WHAT TO WORK ON:
Under this task are some entries; return every one of them exactly.

RAW RECORDS:
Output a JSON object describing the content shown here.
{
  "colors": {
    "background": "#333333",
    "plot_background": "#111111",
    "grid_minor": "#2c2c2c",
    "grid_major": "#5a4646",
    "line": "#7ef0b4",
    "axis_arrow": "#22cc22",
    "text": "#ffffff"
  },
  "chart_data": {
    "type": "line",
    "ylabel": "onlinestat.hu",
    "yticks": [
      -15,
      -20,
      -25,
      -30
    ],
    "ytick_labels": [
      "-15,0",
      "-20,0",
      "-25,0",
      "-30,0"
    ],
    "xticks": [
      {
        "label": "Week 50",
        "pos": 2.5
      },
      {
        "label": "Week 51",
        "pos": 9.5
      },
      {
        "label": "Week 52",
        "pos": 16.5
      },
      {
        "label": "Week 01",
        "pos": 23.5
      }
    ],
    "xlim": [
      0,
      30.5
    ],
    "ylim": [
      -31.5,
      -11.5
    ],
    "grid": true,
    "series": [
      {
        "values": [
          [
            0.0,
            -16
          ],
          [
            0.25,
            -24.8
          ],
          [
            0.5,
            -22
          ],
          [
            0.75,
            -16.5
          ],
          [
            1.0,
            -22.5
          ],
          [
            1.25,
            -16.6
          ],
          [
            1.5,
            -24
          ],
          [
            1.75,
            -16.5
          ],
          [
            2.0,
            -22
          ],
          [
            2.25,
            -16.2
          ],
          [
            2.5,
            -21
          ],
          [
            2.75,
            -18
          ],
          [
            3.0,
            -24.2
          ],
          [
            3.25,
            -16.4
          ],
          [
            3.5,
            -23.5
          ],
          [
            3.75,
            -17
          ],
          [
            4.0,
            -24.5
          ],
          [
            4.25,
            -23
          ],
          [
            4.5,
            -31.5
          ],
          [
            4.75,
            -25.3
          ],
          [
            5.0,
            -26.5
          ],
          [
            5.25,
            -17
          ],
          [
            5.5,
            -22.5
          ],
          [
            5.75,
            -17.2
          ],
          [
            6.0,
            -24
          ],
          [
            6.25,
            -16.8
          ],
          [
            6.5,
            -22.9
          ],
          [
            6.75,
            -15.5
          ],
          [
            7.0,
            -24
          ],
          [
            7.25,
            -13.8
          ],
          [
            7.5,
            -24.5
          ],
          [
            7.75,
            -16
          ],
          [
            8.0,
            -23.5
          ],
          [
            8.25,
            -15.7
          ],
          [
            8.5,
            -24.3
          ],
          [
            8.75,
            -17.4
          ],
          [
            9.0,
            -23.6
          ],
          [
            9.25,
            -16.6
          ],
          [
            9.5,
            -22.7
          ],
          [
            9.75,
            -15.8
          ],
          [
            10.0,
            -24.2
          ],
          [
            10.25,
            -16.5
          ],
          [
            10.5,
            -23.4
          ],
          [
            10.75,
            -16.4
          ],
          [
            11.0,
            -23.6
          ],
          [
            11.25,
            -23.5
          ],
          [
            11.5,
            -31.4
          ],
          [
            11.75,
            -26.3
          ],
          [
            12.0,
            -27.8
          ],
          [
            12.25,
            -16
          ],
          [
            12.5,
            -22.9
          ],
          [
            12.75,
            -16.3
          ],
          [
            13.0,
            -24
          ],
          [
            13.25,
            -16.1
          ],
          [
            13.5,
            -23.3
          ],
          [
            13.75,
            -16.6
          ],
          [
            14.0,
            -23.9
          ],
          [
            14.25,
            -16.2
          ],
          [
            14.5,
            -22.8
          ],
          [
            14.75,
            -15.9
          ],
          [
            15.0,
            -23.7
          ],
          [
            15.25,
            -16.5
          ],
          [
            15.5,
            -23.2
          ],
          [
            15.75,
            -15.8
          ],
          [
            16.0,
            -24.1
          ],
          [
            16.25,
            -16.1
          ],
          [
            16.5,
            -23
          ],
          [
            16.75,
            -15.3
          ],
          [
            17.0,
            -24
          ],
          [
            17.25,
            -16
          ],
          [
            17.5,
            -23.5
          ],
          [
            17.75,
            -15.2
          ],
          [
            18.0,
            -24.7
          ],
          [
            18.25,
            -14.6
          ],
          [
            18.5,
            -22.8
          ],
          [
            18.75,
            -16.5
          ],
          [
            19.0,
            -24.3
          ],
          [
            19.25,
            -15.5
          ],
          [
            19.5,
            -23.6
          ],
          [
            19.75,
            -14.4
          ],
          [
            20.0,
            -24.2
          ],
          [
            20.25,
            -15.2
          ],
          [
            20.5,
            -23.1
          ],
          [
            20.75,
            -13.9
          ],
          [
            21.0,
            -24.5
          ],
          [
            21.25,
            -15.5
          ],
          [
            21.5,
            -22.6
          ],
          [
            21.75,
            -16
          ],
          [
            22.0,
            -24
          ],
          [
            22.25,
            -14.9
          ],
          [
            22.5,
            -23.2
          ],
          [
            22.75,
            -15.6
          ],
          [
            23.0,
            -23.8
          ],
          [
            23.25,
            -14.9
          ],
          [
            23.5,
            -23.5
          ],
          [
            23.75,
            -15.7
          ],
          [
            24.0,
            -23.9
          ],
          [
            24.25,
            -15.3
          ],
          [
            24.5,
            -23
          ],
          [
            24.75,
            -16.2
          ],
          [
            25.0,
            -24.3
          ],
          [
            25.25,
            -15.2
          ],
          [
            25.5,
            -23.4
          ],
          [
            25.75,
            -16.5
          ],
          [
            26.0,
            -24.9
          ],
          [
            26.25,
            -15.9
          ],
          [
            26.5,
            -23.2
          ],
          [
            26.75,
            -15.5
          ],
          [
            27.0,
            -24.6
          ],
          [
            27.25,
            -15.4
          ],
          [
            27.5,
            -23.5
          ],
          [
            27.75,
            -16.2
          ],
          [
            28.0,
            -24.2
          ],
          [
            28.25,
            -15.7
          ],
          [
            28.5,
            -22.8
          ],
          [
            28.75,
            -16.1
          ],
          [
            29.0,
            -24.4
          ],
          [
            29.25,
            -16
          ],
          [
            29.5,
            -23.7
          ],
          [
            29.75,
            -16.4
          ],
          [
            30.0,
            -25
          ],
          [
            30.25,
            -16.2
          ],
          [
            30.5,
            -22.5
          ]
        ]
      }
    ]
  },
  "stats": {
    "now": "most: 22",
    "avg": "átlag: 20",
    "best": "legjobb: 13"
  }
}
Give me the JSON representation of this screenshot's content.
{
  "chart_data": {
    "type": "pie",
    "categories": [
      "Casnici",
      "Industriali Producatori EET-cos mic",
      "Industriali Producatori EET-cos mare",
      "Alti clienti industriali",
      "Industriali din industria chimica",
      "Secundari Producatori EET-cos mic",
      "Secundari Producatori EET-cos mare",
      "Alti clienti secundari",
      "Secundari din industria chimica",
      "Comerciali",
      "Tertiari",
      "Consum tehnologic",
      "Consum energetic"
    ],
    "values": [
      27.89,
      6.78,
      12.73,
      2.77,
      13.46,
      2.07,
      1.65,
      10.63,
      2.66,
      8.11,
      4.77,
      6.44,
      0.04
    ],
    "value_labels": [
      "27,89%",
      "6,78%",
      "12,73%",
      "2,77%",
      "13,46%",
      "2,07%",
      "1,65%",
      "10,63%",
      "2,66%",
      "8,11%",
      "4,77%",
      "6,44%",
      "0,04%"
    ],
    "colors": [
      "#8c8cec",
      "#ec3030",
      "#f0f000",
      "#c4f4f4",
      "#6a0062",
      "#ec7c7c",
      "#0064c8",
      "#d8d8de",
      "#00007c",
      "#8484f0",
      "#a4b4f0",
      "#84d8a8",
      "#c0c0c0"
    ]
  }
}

THE REPLY:
Output a JSON object describing the content shown here.
{
  "colors": {
    "background": "#333333",
    "plot_background": "#111111",
    "grid_minor": "#2c2c2c",
    "grid_major": "#5a4646",
    "line": "#7ef0b4",
    "axis_arrow": "#22cc22",
    "text": "#ffffff"
  },
  "chart_data": {
    "type": "line",
    "ylabel": "onlinestat.hu",
    "yticks": [
      -15,
      -20,
      -25,
      -30
    ],
    "ytick_labels": [
      "-15,0",
      "-20,0",
      "-25,0",
      "-30,0"
    ],
    "xticks": [
      {
        "label": "Week 50",
        "pos": 2.5
      },
      {
        "label": "Week 51",
        "pos": 9.5
      },
      {
        "label": "Week 52",
        "pos": 16.5
      },
      {
        "label": "Week 01",
        "pos": 23.5
      }
    ],
    "xlim": [
      0,
      30.5
    ],
    "ylim": [
      -31.5,
      -11.5
    ],
    "grid": true,
    "series": [
      {
        "values": [
          [
            0.0,
            -16
          ],
          [
            0.25,
            -24.8
          ],
          [
            0.5,
            -22
          ],
          [
            0.75,
            -16.5
          ],
          [
            1.0,
            -22.5
          ],
          [
            1.25,
            -16.6
          ],
          [
            1.5,
            -24
          ],
          [
            1.75,
            -16.5
          ],
          [
            2.0,
            -22
          ],
          [
            2.25,
            -16.2
          ],
          [
            2.5,
            -21
          ],
          [
            2.75,
            -18
          ],
          [
            3.0,
            -24.2
          ],
          [
            3.25,
            -16.4
          ],
          [
            3.5,
            -23.5
          ],
          [
            3.75,
            -17
          ],
          [
            4.0,
            -24.5
          ],
          [
            4.25,
            -23
          ],
          [
            4.5,
            -31.5
          ],
          [
            4.75,
            -25.3
          ],
          [
            5.0,
            -26.5
          ],
          [
            5.25,
            -17
          ],
          [
            5.5,
            -22.5
          ],
          [
            5.75,
            -17.2
          ],
          [
            6.0,
            -24
          ],
          [
            6.25,
            -16.8
          ],
          [
            6.5,
            -22.9
          ],
          [
            6.75,
            -15.5
          ],
          [
            7.0,
            -24
          ],
          [
            7.25,
            -13.8
          ],
          [
            7.5,
            -24.5
          ],
          [
            7.75,
            -16
          ],
          [
            8.0,
            -23.5
          ],
          [
            8.25,
            -15.7
          ],
          [
            8.5,
            -24.3
          ],
          [
            8.75,
            -17.4
          ],
          [
            9.0,
            -23.6
          ],
          [
            9.25,
            -16.6
          ],
          [
            9.5,
            -22.7
          ],
          [
            9.75,
            -15.8
          ],
          [
            10.0,
            -24.2
          ],
          [
            10.25,
            -16.5
          ],
          [
            10.5,
            -23.4
          ],
          [
            10.75,
            -16.4
          ],
          [
            11.0,
            -23.6
          ],
          [
            11.25,
            -23.5
          ],
          [
            11.5,
            -31.4
          ],
          [
            11.75,
            -26.3
          ],
          [
            12.0,
            -27.8
          ],
          [
            12.25,
            -16
          ],
          [
            12.5,
            -22.9
          ],
          [
            12.75,
            -16.3
          ],
          [
            13.0,
            -24
          ],
          [
            13.25,
            -16.1
          ],
          [
            13.5,
            -23.3
          ],
          [
            13.75,
            -16.6
          ],
          [
            14.0,
            -23.9
          ],
          [
            14.25,
            -16.2
          ],
          [
            14.5,
            -22.8
          ],
          [
            14.75,
            -15.9
          ],
          [
            15.0,
            -23.7
          ],
          [
            15.25,
            -16.5
          ],
          [
            15.5,
            -23.2
          ],
          [
            15.75,
            -15.8
          ],
          [
            16.0,
            -24.1
          ],
          [
            16.25,
            -16.1
          ],
          [
            16.5,
            -23
          ],
          [
            16.75,
            -15.3
          ],
          [
            17.0,
            -24
          ],
          [
            17.25,
            -16
          ],
          [
            17.5,
            -23.5
          ],
          [
            17.75,
            -15.2
          ],
          [
            18.0,
            -24.7
          ],
          [
            18.25,
            -14.6
          ],
          [
            18.5,
            -22.8
          ],
          [
            18.75,
            -16.5
          ],
          [
            19.0,
            -24.3
          ],
          [
            19.25,
            -15.5
          ],
          [
            19.5,
            -23.6
          ],
          [
            19.75,
            -14.4
          ],
          [
            20.0,
            -24.2
          ],
          [
            20.25,
            -15.2
          ],
          [
            20.5,
            -23.1
          ],
          [
            20.75,
            -13.9
          ],
          [
            21.0,
            -24.5
          ],
          [
            21.25,
            -15.5
          ],
          [
            21.5,
            -22.6
          ],
          [
            21.75,
            -16
          ],
          [
            22.0,
            -24
          ],
          [
            22.25,
            -14.9
          ],
          [
            22.5,
            -23.2
          ],
          [
            22.75,
            -15.6
          ],
          [
            23.0,
            -23.8
          ],
          [
            23.25,
            -14.9
          ],
          [
            23.5,
            -23.5
          ],
          [
            23.75,
            -15.7
          ],
          [
            24.0,
            -23.9
          ],
          [
            24.25,
            -15.3
          ],
          [
            24.5,
            -23
          ],
          [
            24.75,
            -16.2
          ],
          [
            25.0,
            -24.3
          ],
          [
            25.25,
            -15.2
          ],
          [
            25.5,
            -23.4
          ],
          [
            25.75,
            -16.5
          ],
          [
            26.0,
            -24.9
          ],
          [
            26.25,
            -15.9
          ],
          [
            26.5,
            -23.2
          ],
          [
            26.75,
            -15.5
          ],
          [
            27.0,
            -24.6
          ],
          [
            27.25,
            -15.4
          ],
          [
            27.5,
            -23.5
          ],
          [
            27.75,
            -16.2
          ],
          [
            28.0,
            -24.2
          ],
          [
            28.25,
            -15.7
          ],
          [
            28.5,
            -22.8
          ],
          [
            28.75,
            -16.1
          ],
          [
            29.0,
            -24.4
          ],
          [
            29.25,
            -16
          ],
          [
            29.5,
            -23.7
          ],
          [
            29.75,
            -16.4
          ],
          [
            30.0,
            -25
          ],
          [
            30.25,
            -16.2
          ],
          [
            30.5,
            -22.5
          ]
        ]
      }
    ]
  },
  "stats": {
    "now": "most: 22",
    "avg": "átlag: 20",
    "best": "legjobb: 13"
  }
}
Give me the JSON representation of this screenshot's content.
{
  "chart_data": {
    "type": "pie",
    "categories": [
      "Casnici",
      "Industriali Producatori EET-cos mic",
      "Industriali Producatori EET-cos mare",
      "Alti clienti industriali",
      "Industriali din industria chimica",
      "Secundari Producatori EET-cos mic",
      "Secundari Producatori EET-cos mare",
      "Alti clienti secundari",
      "Secundari din industria chimica",
      "Comerciali",
      "Tertiari",
      "Consum tehnologic",
      "Consum energetic"
    ],
    "values": [
      27.89,
      6.78,
      12.73,
      2.77,
      13.46,
      2.07,
      1.65,
      10.63,
      2.66,
      8.11,
      4.77,
      6.44,
      0.04
    ],
    "value_labels": [
      "27,89%",
      "6,78%",
      "12,73%",
      "2,77%",
      "13,46%",
      "2,07%",
      "1,65%",
      "10,63%",
      "2,66%",
      "8,11%",
      "4,77%",
      "6,44%",
      "0,04%"
    ],
    "colors": [
      "#8c8cec",
      "#ec3030",
      "#f0f000",
      "#c4f4f4",
      "#6a0062",
      "#ec7c7c",
      "#0064c8",
      "#d8d8de",
      "#00007c",
      "#8484f0",
      "#a4b4f0",
      "#84d8a8",
      "#c0c0c0"
    ]
  }
}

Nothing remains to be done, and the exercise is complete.